Set exercise: Say how many lines of these entries include the word "الكثير", and answer with the number alone.

Source data:
------------

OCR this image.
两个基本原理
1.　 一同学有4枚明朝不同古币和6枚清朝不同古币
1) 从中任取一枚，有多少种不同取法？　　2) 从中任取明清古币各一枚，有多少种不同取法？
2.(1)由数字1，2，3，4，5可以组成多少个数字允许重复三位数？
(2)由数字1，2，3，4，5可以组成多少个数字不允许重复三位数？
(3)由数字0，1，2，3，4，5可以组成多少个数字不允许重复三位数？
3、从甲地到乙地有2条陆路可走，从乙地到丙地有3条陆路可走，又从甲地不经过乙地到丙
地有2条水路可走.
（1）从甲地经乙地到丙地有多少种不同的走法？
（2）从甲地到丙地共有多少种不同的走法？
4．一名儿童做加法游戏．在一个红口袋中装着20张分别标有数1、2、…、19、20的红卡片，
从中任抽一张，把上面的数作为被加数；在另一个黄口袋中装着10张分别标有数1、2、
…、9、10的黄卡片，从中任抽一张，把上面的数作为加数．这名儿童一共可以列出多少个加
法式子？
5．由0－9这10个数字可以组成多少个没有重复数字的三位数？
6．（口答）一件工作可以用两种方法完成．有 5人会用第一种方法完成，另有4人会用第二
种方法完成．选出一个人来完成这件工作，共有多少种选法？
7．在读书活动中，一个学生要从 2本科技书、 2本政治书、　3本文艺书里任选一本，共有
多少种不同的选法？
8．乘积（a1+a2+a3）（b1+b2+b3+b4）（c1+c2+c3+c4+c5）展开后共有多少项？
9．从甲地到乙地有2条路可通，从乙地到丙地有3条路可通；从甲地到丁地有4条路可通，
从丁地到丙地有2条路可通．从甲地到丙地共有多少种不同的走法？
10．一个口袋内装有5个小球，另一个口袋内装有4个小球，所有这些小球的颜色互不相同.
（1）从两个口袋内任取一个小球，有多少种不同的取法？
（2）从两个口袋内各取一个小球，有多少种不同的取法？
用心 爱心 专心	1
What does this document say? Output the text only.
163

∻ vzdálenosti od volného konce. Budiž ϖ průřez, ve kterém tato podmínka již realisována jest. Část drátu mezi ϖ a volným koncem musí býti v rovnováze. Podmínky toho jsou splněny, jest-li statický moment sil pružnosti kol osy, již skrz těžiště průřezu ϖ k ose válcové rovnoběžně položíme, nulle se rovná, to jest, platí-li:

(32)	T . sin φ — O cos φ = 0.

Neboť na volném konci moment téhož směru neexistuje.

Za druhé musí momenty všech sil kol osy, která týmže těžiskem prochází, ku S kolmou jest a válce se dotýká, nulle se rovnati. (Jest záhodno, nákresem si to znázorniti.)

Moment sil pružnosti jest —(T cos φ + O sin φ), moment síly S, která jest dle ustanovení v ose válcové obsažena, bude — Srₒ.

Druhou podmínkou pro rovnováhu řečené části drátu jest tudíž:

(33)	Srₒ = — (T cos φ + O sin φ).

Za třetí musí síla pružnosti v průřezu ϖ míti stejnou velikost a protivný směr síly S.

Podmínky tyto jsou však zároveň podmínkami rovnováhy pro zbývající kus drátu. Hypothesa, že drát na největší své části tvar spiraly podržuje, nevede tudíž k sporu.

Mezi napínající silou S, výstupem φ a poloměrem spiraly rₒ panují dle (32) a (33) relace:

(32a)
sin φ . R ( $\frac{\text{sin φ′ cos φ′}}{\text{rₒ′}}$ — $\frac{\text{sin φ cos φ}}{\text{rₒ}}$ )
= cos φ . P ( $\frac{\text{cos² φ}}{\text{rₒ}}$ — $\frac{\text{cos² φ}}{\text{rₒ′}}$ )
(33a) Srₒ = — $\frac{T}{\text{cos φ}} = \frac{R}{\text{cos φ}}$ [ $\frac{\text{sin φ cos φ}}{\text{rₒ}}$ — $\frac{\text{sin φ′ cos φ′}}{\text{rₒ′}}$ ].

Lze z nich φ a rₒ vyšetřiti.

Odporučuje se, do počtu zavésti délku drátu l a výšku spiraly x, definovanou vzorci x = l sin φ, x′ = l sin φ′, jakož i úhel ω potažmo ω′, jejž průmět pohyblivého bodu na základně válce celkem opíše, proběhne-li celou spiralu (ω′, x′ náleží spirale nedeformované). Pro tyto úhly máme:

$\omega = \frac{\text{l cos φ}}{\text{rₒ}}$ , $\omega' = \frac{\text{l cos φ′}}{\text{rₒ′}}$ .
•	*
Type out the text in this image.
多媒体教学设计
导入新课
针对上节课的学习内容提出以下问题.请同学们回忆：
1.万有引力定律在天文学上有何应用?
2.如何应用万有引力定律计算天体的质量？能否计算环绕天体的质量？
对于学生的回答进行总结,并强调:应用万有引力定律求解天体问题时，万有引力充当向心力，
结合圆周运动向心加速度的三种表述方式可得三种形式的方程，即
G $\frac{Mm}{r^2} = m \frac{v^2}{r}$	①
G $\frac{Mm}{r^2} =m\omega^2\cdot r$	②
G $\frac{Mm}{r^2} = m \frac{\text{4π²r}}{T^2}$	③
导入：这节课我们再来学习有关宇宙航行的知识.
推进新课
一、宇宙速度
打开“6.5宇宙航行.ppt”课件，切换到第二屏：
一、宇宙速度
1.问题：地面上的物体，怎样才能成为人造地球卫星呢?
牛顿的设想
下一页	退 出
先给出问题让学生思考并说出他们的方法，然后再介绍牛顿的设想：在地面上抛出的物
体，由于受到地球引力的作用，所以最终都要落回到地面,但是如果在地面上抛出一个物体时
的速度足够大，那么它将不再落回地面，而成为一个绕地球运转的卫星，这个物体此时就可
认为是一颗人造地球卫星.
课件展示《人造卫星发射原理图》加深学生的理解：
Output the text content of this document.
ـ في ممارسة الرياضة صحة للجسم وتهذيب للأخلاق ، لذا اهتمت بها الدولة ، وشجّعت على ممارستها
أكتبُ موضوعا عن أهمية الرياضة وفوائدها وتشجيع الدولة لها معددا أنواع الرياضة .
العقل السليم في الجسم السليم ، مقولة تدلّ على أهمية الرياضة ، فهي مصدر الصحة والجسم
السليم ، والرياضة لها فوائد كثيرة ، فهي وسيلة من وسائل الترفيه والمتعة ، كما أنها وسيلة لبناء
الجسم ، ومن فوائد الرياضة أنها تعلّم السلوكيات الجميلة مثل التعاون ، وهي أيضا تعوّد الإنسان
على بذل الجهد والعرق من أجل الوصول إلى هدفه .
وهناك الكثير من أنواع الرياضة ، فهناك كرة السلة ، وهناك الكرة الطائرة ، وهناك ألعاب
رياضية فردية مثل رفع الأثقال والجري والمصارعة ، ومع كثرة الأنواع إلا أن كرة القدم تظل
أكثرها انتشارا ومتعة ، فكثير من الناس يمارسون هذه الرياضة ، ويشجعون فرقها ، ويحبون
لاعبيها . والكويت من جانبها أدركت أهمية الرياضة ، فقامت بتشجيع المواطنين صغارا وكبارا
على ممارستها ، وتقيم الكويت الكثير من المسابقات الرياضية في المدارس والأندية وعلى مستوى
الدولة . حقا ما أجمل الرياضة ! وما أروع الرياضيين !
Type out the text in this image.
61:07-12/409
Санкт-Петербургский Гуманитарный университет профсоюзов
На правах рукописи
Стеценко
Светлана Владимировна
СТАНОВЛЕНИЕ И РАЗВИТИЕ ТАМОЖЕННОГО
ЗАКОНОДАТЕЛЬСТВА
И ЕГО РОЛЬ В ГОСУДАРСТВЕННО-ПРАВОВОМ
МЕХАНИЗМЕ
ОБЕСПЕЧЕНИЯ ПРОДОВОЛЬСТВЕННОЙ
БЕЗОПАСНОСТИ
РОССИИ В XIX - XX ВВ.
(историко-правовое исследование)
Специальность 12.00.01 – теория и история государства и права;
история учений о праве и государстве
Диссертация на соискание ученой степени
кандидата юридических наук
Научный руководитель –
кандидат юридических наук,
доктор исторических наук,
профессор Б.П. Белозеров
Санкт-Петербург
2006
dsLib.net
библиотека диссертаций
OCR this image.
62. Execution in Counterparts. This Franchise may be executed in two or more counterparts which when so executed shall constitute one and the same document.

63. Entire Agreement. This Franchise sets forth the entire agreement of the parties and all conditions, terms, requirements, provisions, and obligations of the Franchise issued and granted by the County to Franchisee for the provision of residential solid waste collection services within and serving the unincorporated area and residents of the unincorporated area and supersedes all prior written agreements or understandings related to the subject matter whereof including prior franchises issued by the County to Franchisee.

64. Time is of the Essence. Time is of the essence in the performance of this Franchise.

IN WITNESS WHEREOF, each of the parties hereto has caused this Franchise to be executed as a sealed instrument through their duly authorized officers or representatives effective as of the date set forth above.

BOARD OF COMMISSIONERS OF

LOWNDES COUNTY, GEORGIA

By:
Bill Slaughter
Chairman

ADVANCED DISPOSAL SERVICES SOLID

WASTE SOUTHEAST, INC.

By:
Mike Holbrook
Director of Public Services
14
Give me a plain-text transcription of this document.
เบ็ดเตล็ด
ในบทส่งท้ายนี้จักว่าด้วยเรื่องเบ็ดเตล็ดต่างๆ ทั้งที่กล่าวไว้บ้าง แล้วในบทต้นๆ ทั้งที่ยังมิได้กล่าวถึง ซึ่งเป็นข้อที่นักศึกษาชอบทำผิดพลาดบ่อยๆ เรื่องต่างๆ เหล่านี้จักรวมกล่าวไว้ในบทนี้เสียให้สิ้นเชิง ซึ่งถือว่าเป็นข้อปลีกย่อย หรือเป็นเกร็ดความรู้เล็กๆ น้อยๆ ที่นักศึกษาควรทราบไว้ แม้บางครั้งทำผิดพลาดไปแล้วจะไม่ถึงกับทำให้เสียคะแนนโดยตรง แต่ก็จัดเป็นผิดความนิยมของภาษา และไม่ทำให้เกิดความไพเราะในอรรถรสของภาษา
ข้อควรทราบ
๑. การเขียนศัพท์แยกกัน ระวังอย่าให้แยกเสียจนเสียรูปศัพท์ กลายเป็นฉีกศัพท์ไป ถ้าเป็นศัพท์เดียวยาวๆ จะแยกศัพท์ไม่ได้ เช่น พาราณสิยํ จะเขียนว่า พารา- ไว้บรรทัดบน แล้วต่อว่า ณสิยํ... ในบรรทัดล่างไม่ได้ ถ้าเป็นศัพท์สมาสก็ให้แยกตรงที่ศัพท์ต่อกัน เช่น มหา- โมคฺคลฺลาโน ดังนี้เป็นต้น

------------

Answer to this task: 2